EXERCISE MATERIAL:
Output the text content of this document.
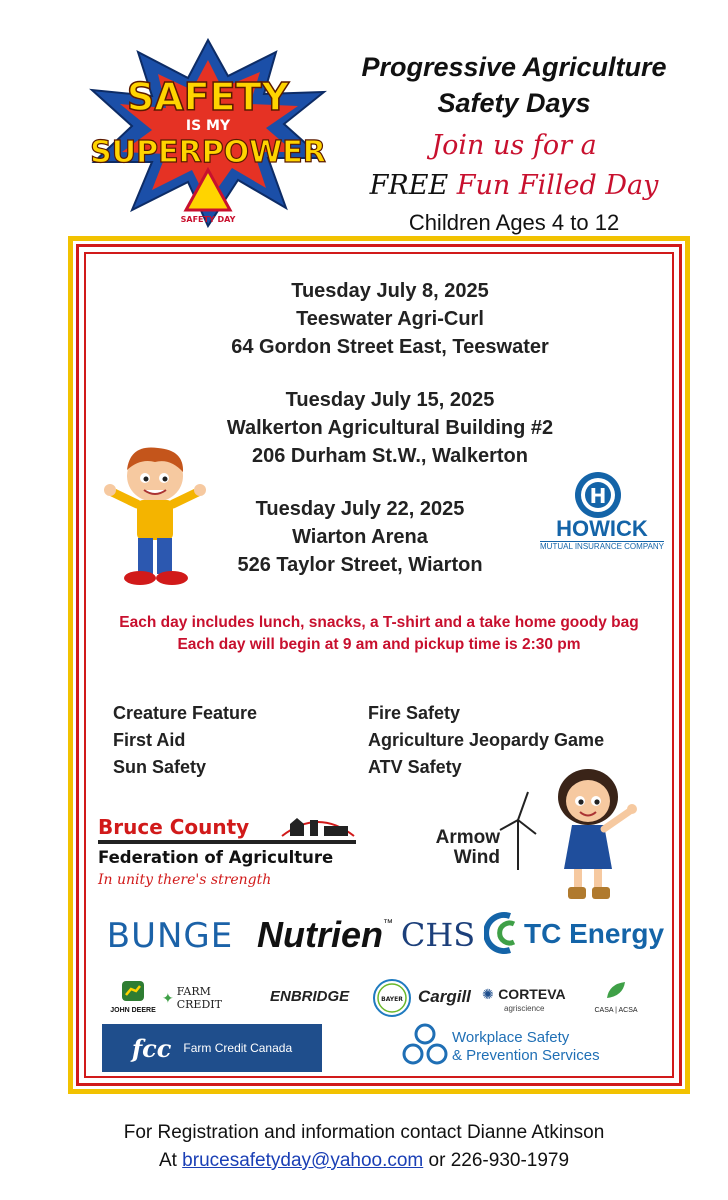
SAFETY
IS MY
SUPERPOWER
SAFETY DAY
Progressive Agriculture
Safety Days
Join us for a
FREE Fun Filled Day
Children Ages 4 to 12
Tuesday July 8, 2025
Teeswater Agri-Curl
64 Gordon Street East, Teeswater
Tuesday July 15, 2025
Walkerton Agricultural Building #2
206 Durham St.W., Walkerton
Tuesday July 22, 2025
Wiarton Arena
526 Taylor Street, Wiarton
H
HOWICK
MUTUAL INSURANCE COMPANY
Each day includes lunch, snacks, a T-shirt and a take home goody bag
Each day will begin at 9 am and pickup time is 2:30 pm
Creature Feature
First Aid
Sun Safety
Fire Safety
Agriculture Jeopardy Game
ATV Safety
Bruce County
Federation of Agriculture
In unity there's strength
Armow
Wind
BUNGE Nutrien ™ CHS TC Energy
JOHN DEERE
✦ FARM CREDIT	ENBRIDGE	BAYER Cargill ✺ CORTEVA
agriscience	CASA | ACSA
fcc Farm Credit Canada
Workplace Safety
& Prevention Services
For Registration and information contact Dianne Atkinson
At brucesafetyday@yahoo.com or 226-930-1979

---

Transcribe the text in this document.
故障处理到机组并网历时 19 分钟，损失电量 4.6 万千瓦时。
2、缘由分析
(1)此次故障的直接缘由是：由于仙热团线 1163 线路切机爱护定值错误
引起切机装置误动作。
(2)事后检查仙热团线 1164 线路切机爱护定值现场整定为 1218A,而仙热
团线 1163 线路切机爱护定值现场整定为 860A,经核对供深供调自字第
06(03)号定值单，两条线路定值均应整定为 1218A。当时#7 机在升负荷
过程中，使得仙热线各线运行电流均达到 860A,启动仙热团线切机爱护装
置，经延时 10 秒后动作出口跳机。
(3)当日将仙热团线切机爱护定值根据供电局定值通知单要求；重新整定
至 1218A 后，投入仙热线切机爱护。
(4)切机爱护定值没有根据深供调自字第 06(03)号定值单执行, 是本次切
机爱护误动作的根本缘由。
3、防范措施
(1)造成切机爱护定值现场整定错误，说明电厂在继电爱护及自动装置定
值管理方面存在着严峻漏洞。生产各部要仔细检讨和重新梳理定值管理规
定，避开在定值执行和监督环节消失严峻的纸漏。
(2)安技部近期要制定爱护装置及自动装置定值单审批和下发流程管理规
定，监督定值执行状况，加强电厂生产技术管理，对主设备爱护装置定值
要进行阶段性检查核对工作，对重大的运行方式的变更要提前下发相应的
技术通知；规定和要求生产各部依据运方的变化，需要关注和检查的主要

WORK TO COMPLETE:
Each line that contains the string "document" counts once; report how many such lines the entries have, giving only the number.

COMPLETE RESPONSE:
2